## TASK TO COMPLETE
Lines containing the word "values" need to be counted. Please reply with how many there are, and nothing else.

## DATA ROWS
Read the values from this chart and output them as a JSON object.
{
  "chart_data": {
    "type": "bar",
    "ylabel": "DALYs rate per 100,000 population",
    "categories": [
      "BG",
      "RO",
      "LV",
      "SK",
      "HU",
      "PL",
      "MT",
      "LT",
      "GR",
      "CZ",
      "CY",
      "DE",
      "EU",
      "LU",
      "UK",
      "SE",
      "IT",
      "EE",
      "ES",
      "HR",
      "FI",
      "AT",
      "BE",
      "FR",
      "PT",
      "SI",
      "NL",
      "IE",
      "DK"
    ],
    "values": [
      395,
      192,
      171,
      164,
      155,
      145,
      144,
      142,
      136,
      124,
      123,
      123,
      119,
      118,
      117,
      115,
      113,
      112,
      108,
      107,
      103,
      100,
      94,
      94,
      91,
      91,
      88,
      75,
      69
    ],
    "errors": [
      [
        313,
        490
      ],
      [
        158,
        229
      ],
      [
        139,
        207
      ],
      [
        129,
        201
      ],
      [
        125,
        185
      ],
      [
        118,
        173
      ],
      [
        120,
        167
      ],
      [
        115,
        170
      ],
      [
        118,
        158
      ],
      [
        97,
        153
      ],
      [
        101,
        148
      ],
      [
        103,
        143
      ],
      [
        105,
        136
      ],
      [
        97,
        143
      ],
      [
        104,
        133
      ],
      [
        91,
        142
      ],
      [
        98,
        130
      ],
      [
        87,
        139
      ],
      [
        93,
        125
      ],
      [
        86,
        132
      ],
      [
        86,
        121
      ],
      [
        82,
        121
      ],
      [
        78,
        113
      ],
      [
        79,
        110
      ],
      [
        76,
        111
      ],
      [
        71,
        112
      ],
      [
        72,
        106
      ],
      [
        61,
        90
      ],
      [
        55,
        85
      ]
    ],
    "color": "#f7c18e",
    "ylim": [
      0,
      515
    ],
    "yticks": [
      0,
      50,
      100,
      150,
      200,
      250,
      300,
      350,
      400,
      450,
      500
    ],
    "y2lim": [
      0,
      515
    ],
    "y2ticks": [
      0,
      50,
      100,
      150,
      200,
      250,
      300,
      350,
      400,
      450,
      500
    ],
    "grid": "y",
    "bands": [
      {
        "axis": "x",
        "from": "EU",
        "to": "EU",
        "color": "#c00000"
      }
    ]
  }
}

## FINAL ANSWER
2